> **Entries from a dataset**:

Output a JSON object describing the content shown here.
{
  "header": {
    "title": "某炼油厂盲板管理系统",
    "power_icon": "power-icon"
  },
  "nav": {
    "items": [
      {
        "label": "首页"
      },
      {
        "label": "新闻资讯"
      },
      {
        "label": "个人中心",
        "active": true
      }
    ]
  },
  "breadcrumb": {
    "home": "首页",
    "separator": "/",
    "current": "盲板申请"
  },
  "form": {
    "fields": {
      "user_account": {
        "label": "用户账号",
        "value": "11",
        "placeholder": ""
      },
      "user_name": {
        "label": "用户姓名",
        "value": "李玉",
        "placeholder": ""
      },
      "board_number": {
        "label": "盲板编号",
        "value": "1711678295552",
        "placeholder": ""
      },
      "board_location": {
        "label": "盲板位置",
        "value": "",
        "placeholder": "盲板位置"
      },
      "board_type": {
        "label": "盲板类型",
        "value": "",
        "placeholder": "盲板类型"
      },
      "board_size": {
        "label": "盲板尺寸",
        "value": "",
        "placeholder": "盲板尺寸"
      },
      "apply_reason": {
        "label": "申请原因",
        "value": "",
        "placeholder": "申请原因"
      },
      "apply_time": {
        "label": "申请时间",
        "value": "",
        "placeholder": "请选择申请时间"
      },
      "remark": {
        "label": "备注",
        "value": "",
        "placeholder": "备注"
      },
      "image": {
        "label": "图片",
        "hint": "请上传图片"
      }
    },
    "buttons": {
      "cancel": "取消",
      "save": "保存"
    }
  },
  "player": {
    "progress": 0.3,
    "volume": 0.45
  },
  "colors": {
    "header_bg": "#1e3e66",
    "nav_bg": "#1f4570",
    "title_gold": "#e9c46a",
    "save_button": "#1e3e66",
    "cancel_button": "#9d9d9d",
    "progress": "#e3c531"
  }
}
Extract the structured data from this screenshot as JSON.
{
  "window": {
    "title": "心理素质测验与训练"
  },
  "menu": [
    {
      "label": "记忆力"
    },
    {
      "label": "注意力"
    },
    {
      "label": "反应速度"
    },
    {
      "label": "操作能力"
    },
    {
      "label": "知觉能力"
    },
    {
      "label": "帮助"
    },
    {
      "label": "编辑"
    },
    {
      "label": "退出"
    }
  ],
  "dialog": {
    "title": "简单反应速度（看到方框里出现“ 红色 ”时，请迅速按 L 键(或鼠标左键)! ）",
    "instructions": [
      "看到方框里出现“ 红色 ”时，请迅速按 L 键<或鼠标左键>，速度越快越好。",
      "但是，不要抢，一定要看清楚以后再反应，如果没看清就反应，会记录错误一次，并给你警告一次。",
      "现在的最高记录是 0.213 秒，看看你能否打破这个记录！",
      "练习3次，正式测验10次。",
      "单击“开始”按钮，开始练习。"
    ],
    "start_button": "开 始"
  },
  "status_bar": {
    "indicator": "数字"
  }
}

> **What you are asked to do**: Exactly as written above, please repeat the entries.

> **Correct response**:
Output a JSON object describing the content shown here.
{
  "header": {
    "title": "某炼油厂盲板管理系统",
    "power_icon": "power-icon"
  },
  "nav": {
    "items": [
      {
        "label": "首页"
      },
      {
        "label": "新闻资讯"
      },
      {
        "label": "个人中心",
        "active": true
      }
    ]
  },
  "breadcrumb": {
    "home": "首页",
    "separator": "/",
    "current": "盲板申请"
  },
  "form": {
    "fields": {
      "user_account": {
        "label": "用户账号",
        "value": "11",
        "placeholder": ""
      },
      "user_name": {
        "label": "用户姓名",
        "value": "李玉",
        "placeholder": ""
      },
      "board_number": {
        "label": "盲板编号",
        "value": "1711678295552",
        "placeholder": ""
      },
      "board_location": {
        "label": "盲板位置",
        "value": "",
        "placeholder": "盲板位置"
      },
      "board_type": {
        "label": "盲板类型",
        "value": "",
        "placeholder": "盲板类型"
      },
      "board_size": {
        "label": "盲板尺寸",
        "value": "",
        "placeholder": "盲板尺寸"
      },
      "apply_reason": {
        "label": "申请原因",
        "value": "",
        "placeholder": "申请原因"
      },
      "apply_time": {
        "label": "申请时间",
        "value": "",
        "placeholder": "请选择申请时间"
      },
      "remark": {
        "label": "备注",
        "value": "",
        "placeholder": "备注"
      },
      "image": {
        "label": "图片",
        "hint": "请上传图片"
      }
    },
    "buttons": {
      "cancel": "取消",
      "save": "保存"
    }
  },
  "player": {
    "progress": 0.3,
    "volume": 0.45
  },
  "colors": {
    "header_bg": "#1e3e66",
    "nav_bg": "#1f4570",
    "title_gold": "#e9c46a",
    "save_button": "#1e3e66",
    "cancel_button": "#9d9d9d",
    "progress": "#e3c531"
  }
}
Extract the structured data from this screenshot as JSON.
{
  "window": {
    "title": "心理素质测验与训练"
  },
  "menu": [
    {
      "label": "记忆力"
    },
    {
      "label": "注意力"
    },
    {
      "label": "反应速度"
    },
    {
      "label": "操作能力"
    },
    {
      "label": "知觉能力"
    },
    {
      "label": "帮助"
    },
    {
      "label": "编辑"
    },
    {
      "label": "退出"
    }
  ],
  "dialog": {
    "title": "简单反应速度（看到方框里出现“ 红色 ”时，请迅速按 L 键(或鼠标左键)! ）",
    "instructions": [
      "看到方框里出现“ 红色 ”时，请迅速按 L 键<或鼠标左键>，速度越快越好。",
      "但是，不要抢，一定要看清楚以后再反应，如果没看清就反应，会记录错误一次，并给你警告一次。",
      "现在的最高记录是 0.213 秒，看看你能否打破这个记录！",
      "练习3次，正式测验10次。",
      "单击“开始”按钮，开始练习。"
    ],
    "start_button": "开 始"
  },
  "status_bar": {
    "indicator": "数字"
  }
}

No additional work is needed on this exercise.